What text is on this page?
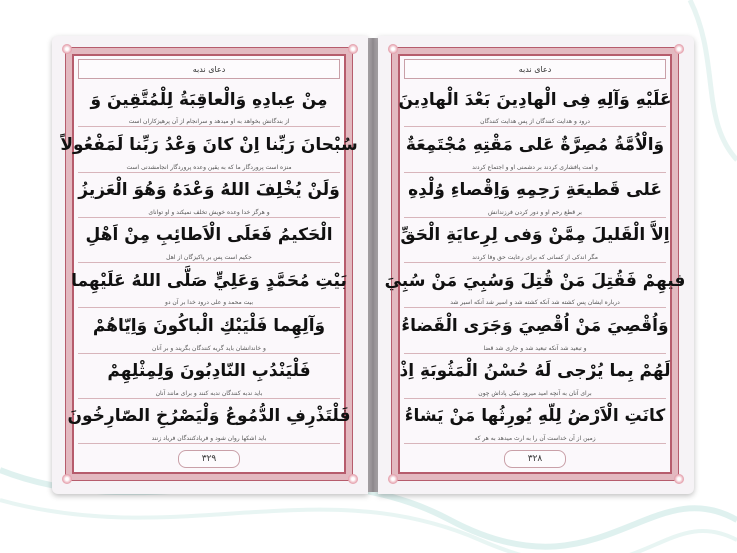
دعای ندبه
مِنْ عِبادِهِ وَالْعاقِبَةُ لِلْمُتَّقِينَ وَ
از بندگانش بخواهد به او میدهد و سرانجام از آن پرهیزکاران است
سُبْحانَ رَبِّنا اِنْ كانَ وَعْدُ رَبِّنا لَمَفْعُولاً
منزه است پروردگار ما که به یقین وعده پروردگار انجامشدنی است
وَلَنْ يُخْلِفَ اللهُ وَعْدَهُ وَهُوَ الْعَزيزُ
و هرگز خدا وعده خویش تخلف نمیکند و او توانای
الْحَكيمُ فَعَلَى الْاَطائِبِ مِنْ اَهْلِ
حکیم است پس بر پاکیزگان از اهل
بَيْتِ مُحَمَّدٍ وَعَلِيٍّ صَلَّى اللهُ عَلَيْهِما
بیت محمد و علی درود خدا بر آن دو
وَآلِهِما فَلْيَبْكِ الْباكُونَ وَاِيّاهُمْ
و خاندانشان باید گریه کنندگان بگریند و بر آنان
فَلْيَنْدُبِ النّادِبُونَ وَلِمِثْلِهِمْ
باید ندبه کنندگان ندبه کنند و برای مانند آنان
فَلْتَذْرِفِ الدُّمُوعُ وَلْيَصْرُخِ الصّارِخُونَ
باید اشکها روان شود و فریادکنندگان فریاد زنند
۳۲۹
دعای ندبه
عَلَيْهِ وَآلِهِ فِى الْهادِينَ بَعْدَ الْهادِينَ
درود و هدایت کنندگان از پس هدایت کنندگان
وَالْاُمَّةُ مُصِرَّةٌ عَلى مَقْتِهِ مُجْتَمِعَةٌ
و امت پافشاری کردند بر دشمنی او و اجتماع کردند
عَلى قَطيعَةِ رَحِمِهِ وَاِقْصاءِ وُلْدِهِ
بر قطع رحم او و دور کردن فرزندانش
اِلاَّ الْقَليلَ مِمَّنْ وَفى لِرِعايَةِ الْحَقِّ
مگر اندکی از کسانی که برای رعایت حق وفا کردند
فيهِمْ فَقُتِلَ مَنْ قُتِلَ وَسُبِيَ مَنْ سُبِيَ
درباره ایشان پس کشته شد آنکه کشته شد و اسیر شد آنکه اسیر شد
وَاُقْصِيَ مَنْ اُقْصِيَ وَجَرَى الْقَضاءُ
و تبعید شد آنکه تبعید شد و جاری شد قضا
لَهُمْ بِما يُرْجى لَهُ حُسْنُ الْمَثُوبَةِ اِذْ
برای آنان به آنچه امید میرود نیکی پاداش چون
كانَتِ الْاَرْضُ لِلّهِ يُورِثُها مَنْ يَشاءُ
زمین از آن خداست آن را به ارث میدهد به هر که
۳۲۸
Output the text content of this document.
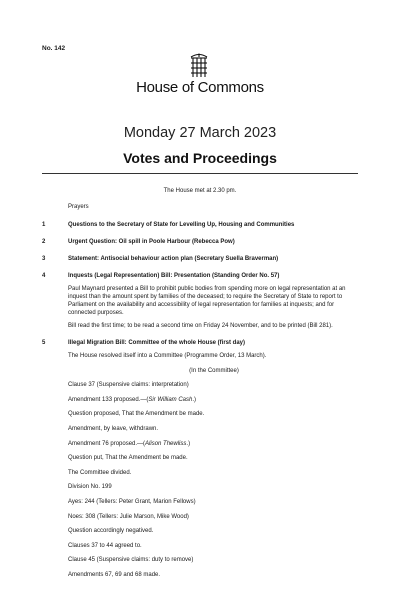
No. 142
House of Commons
Monday 27 March 2023
Votes and Proceedings
The House met at 2.30 pm.
Prayers
1	Questions to the Secretary of State for Levelling Up, Housing and Communities
2	Urgent Question: Oil spill in Poole Harbour (Rebecca Pow)
3	Statement: Antisocial behaviour action plan (Secretary Suella Braverman)
4	Inquests (Legal Representation) Bill: Presentation (Standing Order No. 57)
Paul Maynard presented a Bill to prohibit public bodies from spending more on legal representation at an inquest than the amount spent by families of the deceased; to require the Secretary of State to report to Parliament on the availability and accessibility of legal representation for families at inquests; and for connected purposes.
Bill read the first time; to be read a second time on Friday 24 November, and to be printed (Bill 281).
5	Illegal Migration Bill: Committee of the whole House (first day)
The House resolved itself into a Committee (Programme Order, 13 March).
(In the Committee)
Clause 37 (Suspensive claims: interpretation)
Amendment 133 proposed.—(Sir William Cash.)
Question proposed, That the Amendment be made.
Amendment, by leave, withdrawn.
Amendment 76 proposed.—(Alison Thewliss.)
Question put, That the Amendment be made.
The Committee divided.
Division No. 199
Ayes: 244 (Tellers: Peter Grant, Marion Fellows)
Noes: 308 (Tellers: Julie Marson, Mike Wood)
Question accordingly negatived.
Clauses 37 to 44 agreed to.
Clause 45 (Suspensive claims: duty to remove)
Amendments 67, 69 and 68 made.
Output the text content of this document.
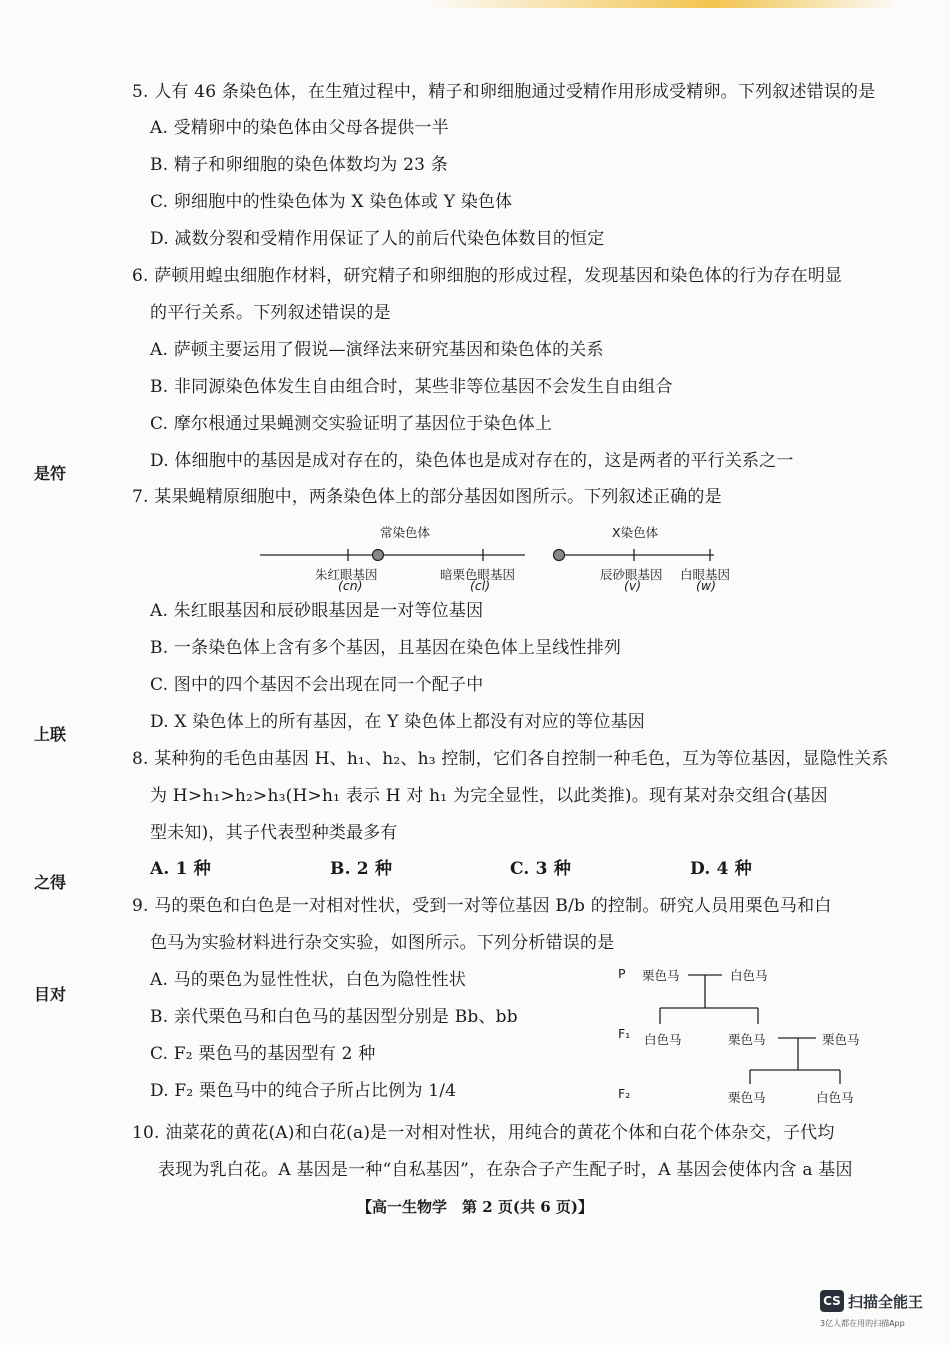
是符
上联
之得
目对
5. 人有 46 条染色体，在生殖过程中，精子和卵细胞通过受精作用形成受精卵。下列叙述错误的是
A. 受精卵中的染色体由父母各提供一半
B. 精子和卵细胞的染色体数均为 23 条
C. 卵细胞中的性染色体为 X 染色体或 Y 染色体
D. 减数分裂和受精作用保证了人的前后代染色体数目的恒定
6. 萨顿用蝗虫细胞作材料，研究精子和卵细胞的形成过程，发现基因和染色体的行为存在明显
的平行关系。下列叙述错误的是
A. 萨顿主要运用了假说—演绎法来研究基因和染色体的关系
B. 非同源染色体发生自由组合时，某些非等位基因不会发生自由组合
C. 摩尔根通过果蝇测交实验证明了基因位于染色体上
D. 体细胞中的基因是成对存在的，染色体也是成对存在的，这是两者的平行关系之一
7. 某果蝇精原细胞中，两条染色体上的部分基因如图所示。下列叙述正确的是
常染色体	X染色体
朱红眼基因
(cn)
暗栗色眼基因
(cl)
辰砂眼基因
(v)
白眼基因
(w)
A. 朱红眼基因和辰砂眼基因是一对等位基因
B. 一条染色体上含有多个基因，且基因在染色体上呈线性排列
C. 图中的四个基因不会出现在同一个配子中
D. X 染色体上的所有基因，在 Y 染色体上都没有对应的等位基因
8. 某种狗的毛色由基因 H、h₁、h₂、h₃ 控制，它们各自控制一种毛色，互为等位基因，显隐性关系
为 H>h₁>h₂>h₃(H>h₁ 表示 H 对 h₁ 为完全显性，以此类推)。现有某对杂交组合(基因
型未知)，其子代表型种类最多有
A. 1 种	B. 2 种	C. 3 种	D. 4 种
9. 马的栗色和白色是一对相对性状，受到一对等位基因 B/b 的控制。研究人员用栗色马和白
色马为实验材料进行杂交实验，如图所示。下列分析错误的是
A. 马的栗色为显性性状，白色为隐性性状
B. 亲代栗色马和白色马的基因型分别是 Bb、bb
C. F₂ 栗色马的基因型有 2 种
D. F₂ 栗色马中的纯合子所占比例为 1/4
P 栗色马	白色马
F₁ 白色马	栗色马	栗色马
F₂	栗色马	白色马
10. 油菜花的黄花(A)和白花(a)是一对相对性状，用纯合的黄花个体和白花个体杂交，子代均
表现为乳白花。A 基因是一种“自私基因”，在杂合子产生配子时，A 基因会使体内含 a 基因
【高一生物学　第 2 页(共 6 页)】
CS 扫描全能王
3亿人都在用的扫描App
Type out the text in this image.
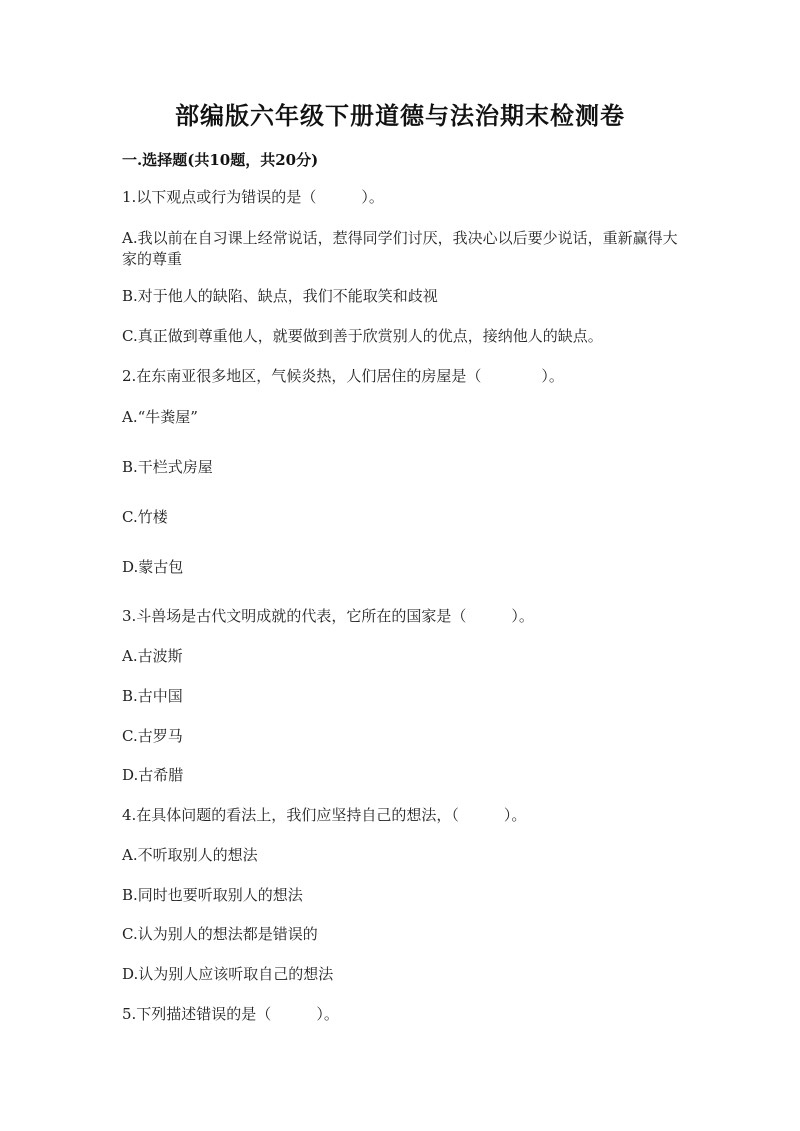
部编版六年级下册道德与法治期末检测卷
一.选择题(共10题，共20分)
1.以下观点或行为错误的是（　　　）。
A.我以前在自习课上经常说话，惹得同学们讨厌，我决心以后要少说话，重新赢得大家的尊重
B.对于他人的缺陷、缺点，我们不能取笑和歧视
C.真正做到尊重他人，就要做到善于欣赏别人的优点，接纳他人的缺点。
2.在东南亚很多地区，气候炎热，人们居住的房屋是（　　　　）。
A.“牛粪屋”
B.干栏式房屋
C.竹楼
D.蒙古包
3.斗兽场是古代文明成就的代表，它所在的国家是（　　　）。
A.古波斯
B.古中国
C.古罗马
D.古希腊
4.在具体问题的看法上，我们应坚持自己的想法，（　　　）。
A.不听取别人的想法
B.同时也要听取别人的想法
C.认为别人的想法都是错误的
D.认为别人应该听取自己的想法
5.下列描述错误的是（　　　）。
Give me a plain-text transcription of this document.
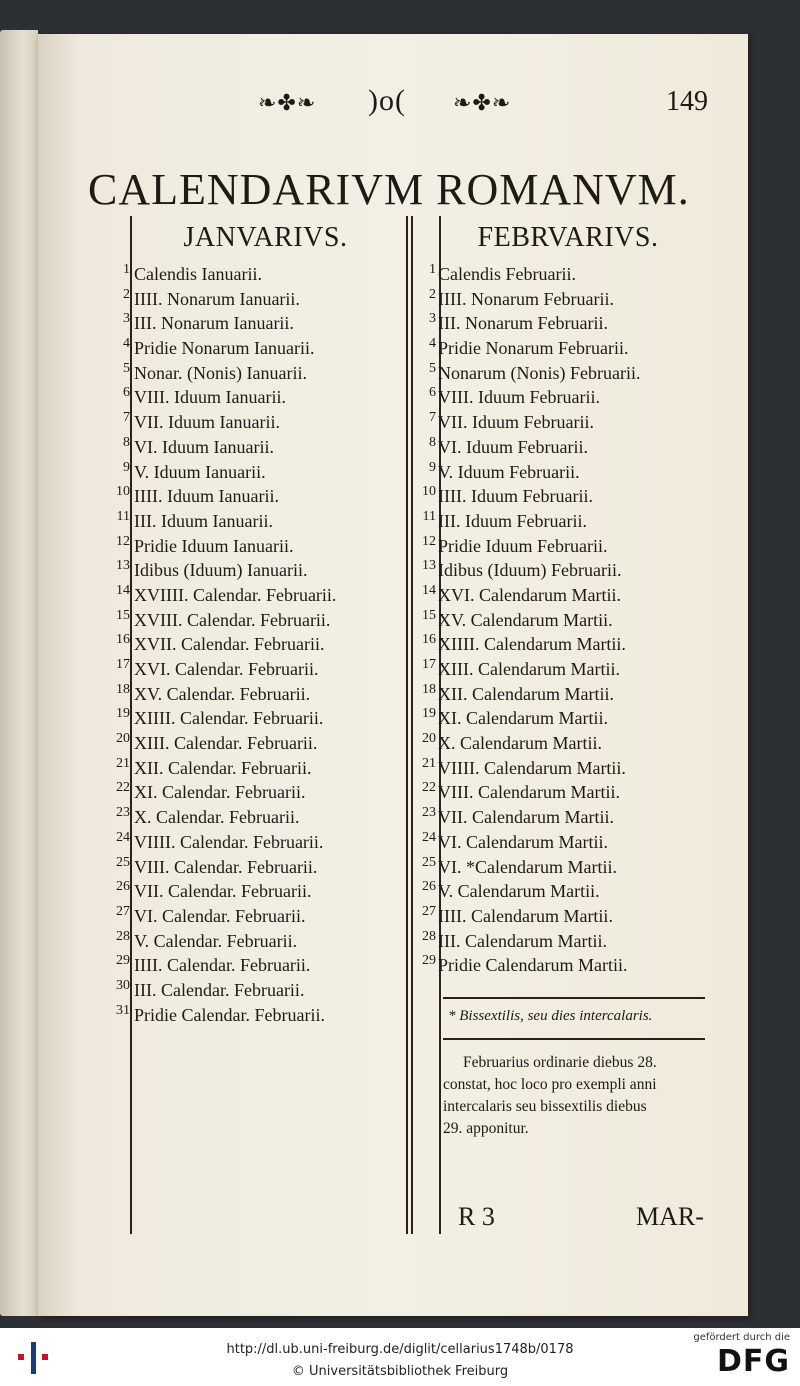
❧✤❧ )o( ❧✤❧	149
CALENDARIVM ROMANVM.
JANVARIVS.	FEBRVARIVS.
1 Calendis Ianuarii.
2 IIII. Nonarum Ianuarii.
3 III. Nonarum Ianuarii.
4 Pridie Nonarum Ianuarii.
5 Nonar. (Nonis) Ianuarii.
6 VIII. Iduum Ianuarii.
7 VII. Iduum Ianuarii.
8 VI. Iduum Ianuarii.
9 V. Iduum Ianuarii.
10 IIII. Iduum Ianuarii.
11 III. Iduum Ianuarii.
12 Pridie Iduum Ianuarii.
13 Idibus (Iduum) Ianuarii.
14 XVIIII. Calendar. Februarii.
15 XVIII. Calendar. Februarii.
16 XVII. Calendar. Februarii.
17 XVI. Calendar. Februarii.
18 XV. Calendar. Februarii.
19 XIIII. Calendar. Februarii.
20 XIII. Calendar. Februarii.
21 XII. Calendar. Februarii.
22 XI. Calendar. Februarii.
23 X. Calendar. Februarii.
24 VIIII. Calendar. Februarii.
25 VIII. Calendar. Februarii.
26 VII. Calendar. Februarii.
27 VI. Calendar. Februarii.
28 V. Calendar. Februarii.
29 IIII. Calendar. Februarii.
30 III. Calendar. Februarii.
31 Pridie Calendar. Februarii.
1 Calendis Februarii.
2 IIII. Nonarum Februarii.
3 III. Nonarum Februarii.
4 Pridie Nonarum Februarii.
5 Nonarum (Nonis) Februarii.
6 VIII. Iduum Februarii.
7 VII. Iduum Februarii.
8 VI. Iduum Februarii.
9 V. Iduum Februarii.
10 IIII. Iduum Februarii.
11 III. Iduum Februarii.
12 Pridie Iduum Februarii.
13 Idibus (Iduum) Februarii.
14 XVI. Calendarum Martii.
15 XV. Calendarum Martii.
16 XIIII. Calendarum Martii.
17 XIII. Calendarum Martii.
18 XII. Calendarum Martii.
19 XI. Calendarum Martii.
20 X. Calendarum Martii.
21 VIIII. Calendarum Martii.
22 VIII. Calendarum Martii.
23 VII. Calendarum Martii.
24 VI. Calendarum Martii.
25 VI. *Calendarum Martii.
26 V. Calendarum Martii.
27 IIII. Calendarum Martii.
28 III. Calendarum Martii.
29 Pridie Calendarum Martii.
* Bissextilis, seu dies intercalaris.
Februarius ordinarie diebus 28.
constat, hoc loco pro exempli anni
intercalaris seu bissextilis diebus
29. apponitur.
R 3	MAR-
http://dl.ub.uni-freiburg.de/diglit/cellarius1748b/0178
© Universitätsbibliothek Freiburg
gefördert durch die
DFG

● ● ● ● ●

▶ **Exercise directions**
Check every line of the data, and copy the ones that contain "diebus".

▶ **Finished task**
Februarius ordinarie diebus 28.
intercalaris seu bissextilis diebus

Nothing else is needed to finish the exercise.